- _WRITTEN PROBLEM_: Please output every line of the material as it stands, without the pictures.

# # # #

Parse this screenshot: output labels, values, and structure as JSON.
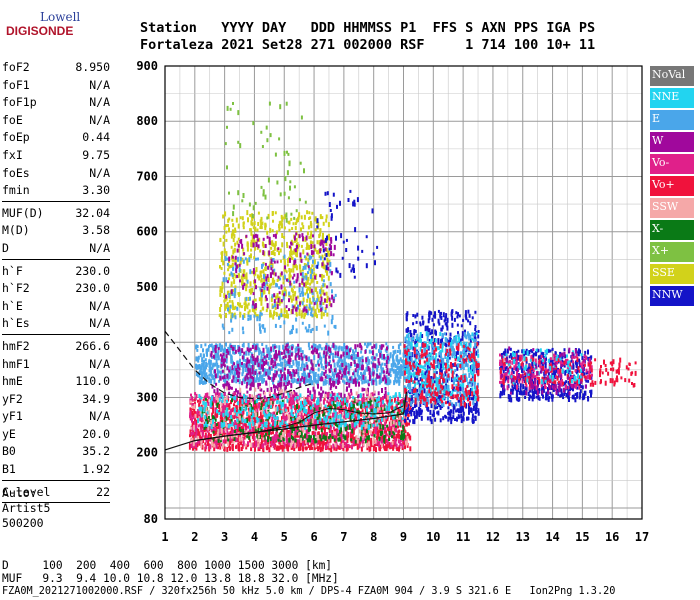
{
  "logo": {
    "line1": "Lowell",
    "line2": "DIGISONDE"
  },
  "header": {
    "line1": "Station   YYYY DAY   DDD HHMMSS P1  FFS S AXN PPS IGA PS",
    "line2": "Fortaleza 2021 Set28 271 002000 RSF     1 714 100 10+ 11"
  },
  "params": [
    {
      "k": "foF2",
      "v": "8.950"
    },
    {
      "k": "foF1",
      "v": "N/A"
    },
    {
      "k": "foF1p",
      "v": "N/A"
    },
    {
      "k": "foE",
      "v": "N/A"
    },
    {
      "k": "foEp",
      "v": "0.44"
    },
    {
      "k": "fxI",
      "v": "9.75"
    },
    {
      "k": "foEs",
      "v": "N/A"
    },
    {
      "k": "fmin",
      "v": "3.30"
    },
    {
      "k": "MUF(D)",
      "v": "32.04"
    },
    {
      "k": "M(D)",
      "v": "3.58"
    },
    {
      "k": "D",
      "v": "N/A"
    },
    {
      "k": "h`F",
      "v": "230.0"
    },
    {
      "k": "h`F2",
      "v": "230.0"
    },
    {
      "k": "h`E",
      "v": "N/A"
    },
    {
      "k": "h`Es",
      "v": "N/A"
    },
    {
      "k": "hmF2",
      "v": "266.6"
    },
    {
      "k": "hmF1",
      "v": "N/A"
    },
    {
      "k": "hmE",
      "v": "110.0"
    },
    {
      "k": "yF2",
      "v": "34.9"
    },
    {
      "k": "yF1",
      "v": "N/A"
    },
    {
      "k": "yE",
      "v": "20.0"
    },
    {
      "k": "B0",
      "v": "35.2"
    },
    {
      "k": "B1",
      "v": "1.92"
    },
    {
      "k": "C-level",
      "v": "22"
    }
  ],
  "auto": {
    "l1": "Auto:",
    "l2": "Artist5",
    "l3": "500200"
  },
  "footer": {
    "d_row": "D     100  200  400  600  800 1000 1500 3000 [km]",
    "muf_row": "MUF   9.3  9.4 10.0 10.8 12.0 13.8 18.8 32.0 [MHz]",
    "file_row": "FZA0M_2021271002000.RSF / 320fx256h 50 kHz 5.0 km / DPS-4 FZA0M 904 / 3.9 S 321.6 E   Ion2Png 1.3.20"
  },
  "legend": [
    {
      "label": "NoVal",
      "color": "#777777"
    },
    {
      "label": "NNE",
      "color": "#22d4f0"
    },
    {
      "label": "E",
      "color": "#4aa6ea"
    },
    {
      "label": "W",
      "color": "#a0089c"
    },
    {
      "label": "Vo-",
      "color": "#e0208a"
    },
    {
      "label": "Vo+",
      "color": "#f0123c"
    },
    {
      "label": "SSW",
      "color": "#f5a8a8"
    },
    {
      "label": "X-",
      "color": "#0a7a16"
    },
    {
      "label": "X+",
      "color": "#7ec142"
    },
    {
      "label": "SSE",
      "color": "#d2d21a"
    },
    {
      "label": "NNW",
      "color": "#1414c8"
    }
  ],
  "chart_data": {
    "type": "scatter",
    "x_ticks": [
      1,
      2,
      3,
      4,
      5,
      6,
      7,
      8,
      9,
      10,
      11,
      12,
      13,
      14,
      15,
      16,
      17
    ],
    "y_ticks": [
      80,
      200,
      300,
      400,
      500,
      600,
      700,
      800,
      900
    ],
    "xlim": [
      1,
      17
    ],
    "ylim": [
      80,
      900
    ],
    "grid": true,
    "echo_regions": [
      {
        "color": "#d2d21a",
        "x": [
          2.8,
          6.5
        ],
        "y": [
          450,
          640
        ],
        "count": 650
      },
      {
        "color": "#4aa6ea",
        "x": [
          2.9,
          6.7
        ],
        "y": [
          420,
          560
        ],
        "count": 160
      },
      {
        "color": "#a0089c",
        "x": [
          3.0,
          6.7
        ],
        "y": [
          460,
          600
        ],
        "count": 160
      },
      {
        "color": "#7ec142",
        "x": [
          3.0,
          5.7
        ],
        "y": [
          620,
          850
        ],
        "count": 60
      },
      {
        "color": "#1414c8",
        "x": [
          6.0,
          8.2
        ],
        "y": [
          520,
          680
        ],
        "count": 50
      },
      {
        "color": "#4aa6ea",
        "x": [
          2.0,
          9.2
        ],
        "y": [
          330,
          400
        ],
        "count": 950
      },
      {
        "color": "#a0089c",
        "x": [
          2.5,
          8.5
        ],
        "y": [
          300,
          400
        ],
        "count": 450
      },
      {
        "color": "#f0123c",
        "x": [
          1.8,
          9.2
        ],
        "y": [
          210,
          300
        ],
        "count": 1300
      },
      {
        "color": "#e0208a",
        "x": [
          1.8,
          9.0
        ],
        "y": [
          215,
          310
        ],
        "count": 600
      },
      {
        "color": "#0a7a16",
        "x": [
          2.2,
          9.0
        ],
        "y": [
          225,
          300
        ],
        "count": 280
      },
      {
        "color": "#f5a8a8",
        "x": [
          1.8,
          9.2
        ],
        "y": [
          215,
          320
        ],
        "count": 220
      },
      {
        "color": "#22d4f0",
        "x": [
          2.0,
          9.0
        ],
        "y": [
          250,
          310
        ],
        "count": 280
      },
      {
        "color": "#1414c8",
        "x": [
          9.0,
          11.5
        ],
        "y": [
          260,
          460
        ],
        "count": 500
      },
      {
        "color": "#22d4f0",
        "x": [
          9.0,
          11.5
        ],
        "y": [
          300,
          420
        ],
        "count": 280
      },
      {
        "color": "#4aa6ea",
        "x": [
          9.0,
          11.5
        ],
        "y": [
          290,
          420
        ],
        "count": 220
      },
      {
        "color": "#f0123c",
        "x": [
          9.0,
          11.5
        ],
        "y": [
          290,
          400
        ],
        "count": 200
      },
      {
        "color": "#1414c8",
        "x": [
          12.2,
          15.3
        ],
        "y": [
          300,
          390
        ],
        "count": 450
      },
      {
        "color": "#e0208a",
        "x": [
          12.2,
          15.3
        ],
        "y": [
          320,
          380
        ],
        "count": 160
      },
      {
        "color": "#f0123c",
        "x": [
          12.2,
          16.8
        ],
        "y": [
          325,
          375
        ],
        "count": 140
      },
      {
        "color": "#22d4f0",
        "x": [
          12.3,
          15.0
        ],
        "y": [
          330,
          390
        ],
        "count": 60
      },
      {
        "color": "#a0089c",
        "x": [
          12.2,
          15.2
        ],
        "y": [
          310,
          395
        ],
        "count": 60
      }
    ],
    "lines": [
      {
        "style": "solid",
        "points": [
          [
            1,
            205
          ],
          [
            2,
            222
          ],
          [
            3,
            230
          ],
          [
            4,
            237
          ],
          [
            5,
            243
          ],
          [
            6,
            250
          ],
          [
            7,
            256
          ],
          [
            8,
            262
          ],
          [
            9,
            270
          ],
          [
            9.1,
            310
          ]
        ]
      },
      {
        "style": "dashed",
        "points": [
          [
            1,
            420
          ],
          [
            1.5,
            385
          ],
          [
            2,
            350
          ],
          [
            2.5,
            325
          ],
          [
            3,
            308
          ],
          [
            3.5,
            300
          ],
          [
            4,
            298
          ],
          [
            4.5,
            300
          ],
          [
            5,
            308
          ],
          [
            5.5,
            318
          ],
          [
            6,
            326
          ]
        ]
      },
      {
        "style": "solid-thin",
        "points": [
          [
            2,
            222
          ],
          [
            3,
            230
          ],
          [
            4,
            236
          ],
          [
            5,
            247
          ],
          [
            5.5,
            255
          ],
          [
            6,
            272
          ],
          [
            6.5,
            280
          ],
          [
            7,
            278
          ],
          [
            7.5,
            272
          ],
          [
            8,
            270
          ],
          [
            8.5,
            272
          ],
          [
            9,
            285
          ]
        ]
      }
    ]
  }
}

# # # #

- _FINISHED EXERCISE_:
Parse this screenshot: output labels, values, and structure as JSON.
{
  "logo": {
    "line1": "Lowell",
    "line2": "DIGISONDE"
  },
  "header": {
    "line1": "Station   YYYY DAY   DDD HHMMSS P1  FFS S AXN PPS IGA PS",
    "line2": "Fortaleza 2021 Set28 271 002000 RSF     1 714 100 10+ 11"
  },
  "params": [
    {
      "k": "foF2",
      "v": "8.950"
    },
    {
      "k": "foF1",
      "v": "N/A"
    },
    {
      "k": "foF1p",
      "v": "N/A"
    },
    {
      "k": "foE",
      "v": "N/A"
    },
    {
      "k": "foEp",
      "v": "0.44"
    },
    {
      "k": "fxI",
      "v": "9.75"
    },
    {
      "k": "foEs",
      "v": "N/A"
    },
    {
      "k": "fmin",
      "v": "3.30"
    },
    {
      "k": "MUF(D)",
      "v": "32.04"
    },
    {
      "k": "M(D)",
      "v": "3.58"
    },
    {
      "k": "D",
      "v": "N/A"
    },
    {
      "k": "h`F",
      "v": "230.0"
    },
    {
      "k": "h`F2",
      "v": "230.0"
    },
    {
      "k": "h`E",
      "v": "N/A"
    },
    {
      "k": "h`Es",
      "v": "N/A"
    },
    {
      "k": "hmF2",
      "v": "266.6"
    },
    {
      "k": "hmF1",
      "v": "N/A"
    },
    {
      "k": "hmE",
      "v": "110.0"
    },
    {
      "k": "yF2",
      "v": "34.9"
    },
    {
      "k": "yF1",
      "v": "N/A"
    },
    {
      "k": "yE",
      "v": "20.0"
    },
    {
      "k": "B0",
      "v": "35.2"
    },
    {
      "k": "B1",
      "v": "1.92"
    },
    {
      "k": "C-level",
      "v": "22"
    }
  ],
  "auto": {
    "l1": "Auto:",
    "l2": "Artist5",
    "l3": "500200"
  },
  "footer": {
    "d_row": "D     100  200  400  600  800 1000 1500 3000 [km]",
    "muf_row": "MUF   9.3  9.4 10.0 10.8 12.0 13.8 18.8 32.0 [MHz]",
    "file_row": "FZA0M_2021271002000.RSF / 320fx256h 50 kHz 5.0 km / DPS-4 FZA0M 904 / 3.9 S 321.6 E   Ion2Png 1.3.20"
  },
  "legend": [
    {
      "label": "NoVal",
      "color": "#777777"
    },
    {
      "label": "NNE",
      "color": "#22d4f0"
    },
    {
      "label": "E",
      "color": "#4aa6ea"
    },
    {
      "label": "W",
      "color": "#a0089c"
    },
    {
      "label": "Vo-",
      "color": "#e0208a"
    },
    {
      "label": "Vo+",
      "color": "#f0123c"
    },
    {
      "label": "SSW",
      "color": "#f5a8a8"
    },
    {
      "label": "X-",
      "color": "#0a7a16"
    },
    {
      "label": "X+",
      "color": "#7ec142"
    },
    {
      "label": "SSE",
      "color": "#d2d21a"
    },
    {
      "label": "NNW",
      "color": "#1414c8"
    }
  ],
  "chart_data": {
    "type": "scatter",
    "x_ticks": [
      1,
      2,
      3,
      4,
      5,
      6,
      7,
      8,
      9,
      10,
      11,
      12,
      13,
      14,
      15,
      16,
      17
    ],
    "y_ticks": [
      80,
      200,
      300,
      400,
      500,
      600,
      700,
      800,
      900
    ],
    "xlim": [
      1,
      17
    ],
    "ylim": [
      80,
      900
    ],
    "grid": true,
    "echo_regions": [
      {
        "color": "#d2d21a",
        "x": [
          2.8,
          6.5
        ],
        "y": [
          450,
          640
        ],
        "count": 650
      },
      {
        "color": "#4aa6ea",
        "x": [
          2.9,
          6.7
        ],
        "y": [
          420,
          560
        ],
        "count": 160
      },
      {
        "color": "#a0089c",
        "x": [
          3.0,
          6.7
        ],
        "y": [
          460,
          600
        ],
        "count": 160
      },
      {
        "color": "#7ec142",
        "x": [
          3.0,
          5.7
        ],
        "y": [
          620,
          850
        ],
        "count": 60
      },
      {
        "color": "#1414c8",
        "x": [
          6.0,
          8.2
        ],
        "y": [
          520,
          680
        ],
        "count": 50
      },
      {
        "color": "#4aa6ea",
        "x": [
          2.0,
          9.2
        ],
        "y": [
          330,
          400
        ],
        "count": 950
      },
      {
        "color": "#a0089c",
        "x": [
          2.5,
          8.5
        ],
        "y": [
          300,
          400
        ],
        "count": 450
      },
      {
        "color": "#f0123c",
        "x": [
          1.8,
          9.2
        ],
        "y": [
          210,
          300
        ],
        "count": 1300
      },
      {
        "color": "#e0208a",
        "x": [
          1.8,
          9.0
        ],
        "y": [
          215,
          310
        ],
        "count": 600
      },
      {
        "color": "#0a7a16",
        "x": [
          2.2,
          9.0
        ],
        "y": [
          225,
          300
        ],
        "count": 280
      },
      {
        "color": "#f5a8a8",
        "x": [
          1.8,
          9.2
        ],
        "y": [
          215,
          320
        ],
        "count": 220
      },
      {
        "color": "#22d4f0",
        "x": [
          2.0,
          9.0
        ],
        "y": [
          250,
          310
        ],
        "count": 280
      },
      {
        "color": "#1414c8",
        "x": [
          9.0,
          11.5
        ],
        "y": [
          260,
          460
        ],
        "count": 500
      },
      {
        "color": "#22d4f0",
        "x": [
          9.0,
          11.5
        ],
        "y": [
          300,
          420
        ],
        "count": 280
      },
      {
        "color": "#4aa6ea",
        "x": [
          9.0,
          11.5
        ],
        "y": [
          290,
          420
        ],
        "count": 220
      },
      {
        "color": "#f0123c",
        "x": [
          9.0,
          11.5
        ],
        "y": [
          290,
          400
        ],
        "count": 200
      },
      {
        "color": "#1414c8",
        "x": [
          12.2,
          15.3
        ],
        "y": [
          300,
          390
        ],
        "count": 450
      },
      {
        "color": "#e0208a",
        "x": [
          12.2,
          15.3
        ],
        "y": [
          320,
          380
        ],
        "count": 160
      },
      {
        "color": "#f0123c",
        "x": [
          12.2,
          16.8
        ],
        "y": [
          325,
          375
        ],
        "count": 140
      },
      {
        "color": "#22d4f0",
        "x": [
          12.3,
          15.0
        ],
        "y": [
          330,
          390
        ],
        "count": 60
      },
      {
        "color": "#a0089c",
        "x": [
          12.2,
          15.2
        ],
        "y": [
          310,
          395
        ],
        "count": 60
      }
    ],
    "lines": [
      {
        "style": "solid",
        "points": [
          [
            1,
            205
          ],
          [
            2,
            222
          ],
          [
            3,
            230
          ],
          [
            4,
            237
          ],
          [
            5,
            243
          ],
          [
            6,
            250
          ],
          [
            7,
            256
          ],
          [
            8,
            262
          ],
          [
            9,
            270
          ],
          [
            9.1,
            310
          ]
        ]
      },
      {
        "style": "dashed",
        "points": [
          [
            1,
            420
          ],
          [
            1.5,
            385
          ],
          [
            2,
            350
          ],
          [
            2.5,
            325
          ],
          [
            3,
            308
          ],
          [
            3.5,
            300
          ],
          [
            4,
            298
          ],
          [
            4.5,
            300
          ],
          [
            5,
            308
          ],
          [
            5.5,
            318
          ],
          [
            6,
            326
          ]
        ]
      },
      {
        "style": "solid-thin",
        "points": [
          [
            2,
            222
          ],
          [
            3,
            230
          ],
          [
            4,
            236
          ],
          [
            5,
            247
          ],
          [
            5.5,
            255
          ],
          [
            6,
            272
          ],
          [
            6.5,
            280
          ],
          [
            7,
            278
          ],
          [
            7.5,
            272
          ],
          [
            8,
            270
          ],
          [
            8.5,
            272
          ],
          [
            9,
            285
          ]
        ]
      }
    ]
  }
}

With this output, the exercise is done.